| THE PROBLEM |
Gather every line from the entries below that includes "image".

| SOURCE RECORDS |
..............................

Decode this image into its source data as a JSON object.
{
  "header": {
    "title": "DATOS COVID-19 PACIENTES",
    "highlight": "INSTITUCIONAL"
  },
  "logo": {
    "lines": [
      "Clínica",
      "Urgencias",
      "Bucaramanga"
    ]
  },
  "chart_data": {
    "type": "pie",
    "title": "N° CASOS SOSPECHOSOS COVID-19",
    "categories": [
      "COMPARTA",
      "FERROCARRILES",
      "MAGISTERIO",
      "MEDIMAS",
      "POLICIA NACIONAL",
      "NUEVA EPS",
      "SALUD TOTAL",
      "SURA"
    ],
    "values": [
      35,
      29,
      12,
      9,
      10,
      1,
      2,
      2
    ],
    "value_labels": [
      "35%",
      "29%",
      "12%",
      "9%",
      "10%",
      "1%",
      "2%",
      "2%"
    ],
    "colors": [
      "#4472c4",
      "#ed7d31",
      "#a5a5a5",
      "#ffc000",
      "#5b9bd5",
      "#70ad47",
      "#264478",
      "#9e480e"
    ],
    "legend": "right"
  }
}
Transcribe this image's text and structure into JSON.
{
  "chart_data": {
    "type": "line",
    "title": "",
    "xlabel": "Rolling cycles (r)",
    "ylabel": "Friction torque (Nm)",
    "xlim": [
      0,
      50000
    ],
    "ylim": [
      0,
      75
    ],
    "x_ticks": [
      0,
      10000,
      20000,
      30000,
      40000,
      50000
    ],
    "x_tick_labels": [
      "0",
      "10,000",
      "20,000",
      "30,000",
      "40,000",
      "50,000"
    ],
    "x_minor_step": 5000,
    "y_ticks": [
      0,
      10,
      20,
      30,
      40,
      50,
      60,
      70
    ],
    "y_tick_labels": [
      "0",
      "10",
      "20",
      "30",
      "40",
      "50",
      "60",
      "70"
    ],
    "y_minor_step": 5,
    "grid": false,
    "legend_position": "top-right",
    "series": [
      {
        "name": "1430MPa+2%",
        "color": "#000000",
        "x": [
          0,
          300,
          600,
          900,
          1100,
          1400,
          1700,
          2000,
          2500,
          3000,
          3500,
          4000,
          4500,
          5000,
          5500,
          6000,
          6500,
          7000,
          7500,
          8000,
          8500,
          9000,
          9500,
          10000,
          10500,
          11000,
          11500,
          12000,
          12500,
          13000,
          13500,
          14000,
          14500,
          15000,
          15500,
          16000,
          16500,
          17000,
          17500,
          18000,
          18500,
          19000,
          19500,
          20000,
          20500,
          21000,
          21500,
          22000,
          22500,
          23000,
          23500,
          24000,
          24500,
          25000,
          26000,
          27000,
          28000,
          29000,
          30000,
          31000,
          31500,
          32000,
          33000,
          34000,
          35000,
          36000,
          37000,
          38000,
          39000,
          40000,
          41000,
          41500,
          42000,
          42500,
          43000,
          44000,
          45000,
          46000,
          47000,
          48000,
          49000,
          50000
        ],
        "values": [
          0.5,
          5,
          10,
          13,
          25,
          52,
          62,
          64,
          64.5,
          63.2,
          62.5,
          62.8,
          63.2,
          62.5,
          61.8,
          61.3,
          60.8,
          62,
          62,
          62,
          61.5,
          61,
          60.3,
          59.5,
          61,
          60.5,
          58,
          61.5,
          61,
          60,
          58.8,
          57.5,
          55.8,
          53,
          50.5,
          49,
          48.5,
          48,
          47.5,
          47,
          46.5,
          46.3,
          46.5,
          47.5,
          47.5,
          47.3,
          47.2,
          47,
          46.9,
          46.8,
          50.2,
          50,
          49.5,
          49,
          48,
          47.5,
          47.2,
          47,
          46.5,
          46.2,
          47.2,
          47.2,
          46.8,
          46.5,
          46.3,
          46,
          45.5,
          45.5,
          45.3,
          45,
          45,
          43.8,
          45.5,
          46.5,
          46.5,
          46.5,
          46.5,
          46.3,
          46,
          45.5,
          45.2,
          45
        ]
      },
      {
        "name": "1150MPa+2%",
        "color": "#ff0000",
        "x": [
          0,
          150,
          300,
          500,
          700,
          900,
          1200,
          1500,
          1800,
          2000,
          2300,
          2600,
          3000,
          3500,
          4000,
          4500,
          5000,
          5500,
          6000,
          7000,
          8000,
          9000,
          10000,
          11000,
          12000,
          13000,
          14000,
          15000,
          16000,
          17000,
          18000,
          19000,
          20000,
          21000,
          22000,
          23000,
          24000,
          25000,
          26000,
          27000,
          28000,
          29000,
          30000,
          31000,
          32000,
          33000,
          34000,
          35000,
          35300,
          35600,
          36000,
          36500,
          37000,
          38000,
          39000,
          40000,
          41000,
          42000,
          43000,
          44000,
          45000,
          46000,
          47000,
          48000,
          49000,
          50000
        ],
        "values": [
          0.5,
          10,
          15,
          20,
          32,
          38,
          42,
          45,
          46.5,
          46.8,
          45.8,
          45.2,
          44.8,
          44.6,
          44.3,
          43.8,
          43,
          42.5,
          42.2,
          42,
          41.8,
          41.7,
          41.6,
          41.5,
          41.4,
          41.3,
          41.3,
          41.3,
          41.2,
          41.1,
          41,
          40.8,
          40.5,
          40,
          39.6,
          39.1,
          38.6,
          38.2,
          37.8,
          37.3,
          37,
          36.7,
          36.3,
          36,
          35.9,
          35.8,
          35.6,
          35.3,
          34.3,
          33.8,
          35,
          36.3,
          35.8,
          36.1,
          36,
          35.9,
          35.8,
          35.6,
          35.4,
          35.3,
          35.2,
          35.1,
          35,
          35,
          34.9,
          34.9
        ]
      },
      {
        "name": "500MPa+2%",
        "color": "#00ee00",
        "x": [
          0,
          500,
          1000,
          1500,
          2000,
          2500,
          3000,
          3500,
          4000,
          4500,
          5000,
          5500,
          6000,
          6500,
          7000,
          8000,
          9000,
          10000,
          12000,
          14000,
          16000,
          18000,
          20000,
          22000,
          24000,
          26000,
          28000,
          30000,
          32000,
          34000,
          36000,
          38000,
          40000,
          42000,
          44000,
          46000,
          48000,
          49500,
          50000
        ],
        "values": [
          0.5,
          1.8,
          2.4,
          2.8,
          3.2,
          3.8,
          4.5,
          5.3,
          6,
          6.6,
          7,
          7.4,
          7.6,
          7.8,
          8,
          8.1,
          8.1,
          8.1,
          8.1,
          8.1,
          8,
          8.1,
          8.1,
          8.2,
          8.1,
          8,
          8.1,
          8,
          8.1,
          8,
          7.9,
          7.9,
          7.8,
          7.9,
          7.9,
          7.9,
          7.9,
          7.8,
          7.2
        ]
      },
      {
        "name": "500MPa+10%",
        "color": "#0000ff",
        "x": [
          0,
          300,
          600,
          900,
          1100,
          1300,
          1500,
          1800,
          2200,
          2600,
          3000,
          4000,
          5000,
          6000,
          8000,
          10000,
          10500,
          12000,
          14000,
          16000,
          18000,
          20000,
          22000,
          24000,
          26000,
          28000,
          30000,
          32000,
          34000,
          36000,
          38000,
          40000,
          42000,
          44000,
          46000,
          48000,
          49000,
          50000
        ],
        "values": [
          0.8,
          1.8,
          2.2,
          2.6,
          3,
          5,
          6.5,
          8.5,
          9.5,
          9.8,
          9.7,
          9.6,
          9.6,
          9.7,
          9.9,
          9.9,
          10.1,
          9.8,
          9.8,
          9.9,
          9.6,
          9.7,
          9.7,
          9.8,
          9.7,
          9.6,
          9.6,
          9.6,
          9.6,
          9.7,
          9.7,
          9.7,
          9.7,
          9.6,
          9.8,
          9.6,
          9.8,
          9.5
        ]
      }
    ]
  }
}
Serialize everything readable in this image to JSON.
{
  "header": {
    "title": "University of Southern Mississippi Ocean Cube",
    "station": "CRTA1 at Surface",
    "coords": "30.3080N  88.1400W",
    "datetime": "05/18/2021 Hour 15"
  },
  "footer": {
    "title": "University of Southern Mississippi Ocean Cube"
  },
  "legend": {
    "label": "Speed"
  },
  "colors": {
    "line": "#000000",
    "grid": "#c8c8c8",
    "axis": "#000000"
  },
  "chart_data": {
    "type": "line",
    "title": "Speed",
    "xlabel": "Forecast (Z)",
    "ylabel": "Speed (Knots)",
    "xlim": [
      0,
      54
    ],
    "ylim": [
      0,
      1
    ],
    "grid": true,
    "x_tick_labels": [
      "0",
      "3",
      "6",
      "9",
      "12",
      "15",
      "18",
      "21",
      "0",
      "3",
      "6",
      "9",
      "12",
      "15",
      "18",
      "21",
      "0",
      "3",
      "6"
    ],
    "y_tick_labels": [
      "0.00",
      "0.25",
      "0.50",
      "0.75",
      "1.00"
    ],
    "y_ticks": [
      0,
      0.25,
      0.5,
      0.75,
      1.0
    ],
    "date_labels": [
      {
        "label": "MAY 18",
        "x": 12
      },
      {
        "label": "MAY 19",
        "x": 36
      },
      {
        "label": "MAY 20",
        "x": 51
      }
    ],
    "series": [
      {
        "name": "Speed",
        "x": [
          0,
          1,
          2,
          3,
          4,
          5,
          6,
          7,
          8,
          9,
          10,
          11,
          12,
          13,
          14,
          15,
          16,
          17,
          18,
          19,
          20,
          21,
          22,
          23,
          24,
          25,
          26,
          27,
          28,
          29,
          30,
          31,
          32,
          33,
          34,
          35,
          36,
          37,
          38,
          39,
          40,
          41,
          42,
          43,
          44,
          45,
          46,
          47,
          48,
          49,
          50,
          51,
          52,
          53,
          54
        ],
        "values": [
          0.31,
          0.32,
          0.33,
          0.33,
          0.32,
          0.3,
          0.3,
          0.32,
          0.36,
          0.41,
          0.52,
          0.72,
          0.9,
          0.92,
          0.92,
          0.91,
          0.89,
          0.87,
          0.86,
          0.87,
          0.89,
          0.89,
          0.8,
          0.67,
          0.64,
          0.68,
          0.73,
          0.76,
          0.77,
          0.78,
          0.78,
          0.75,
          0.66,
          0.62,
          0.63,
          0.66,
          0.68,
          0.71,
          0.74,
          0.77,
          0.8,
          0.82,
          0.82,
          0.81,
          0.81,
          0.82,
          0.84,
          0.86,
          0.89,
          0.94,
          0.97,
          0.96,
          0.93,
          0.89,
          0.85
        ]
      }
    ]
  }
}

..............................

| RESULT OF THE TASK |
Decode this image into its source data as a JSON object.
Transcribe this image's text and structure into JSON.
Serialize everything readable in this image to JSON.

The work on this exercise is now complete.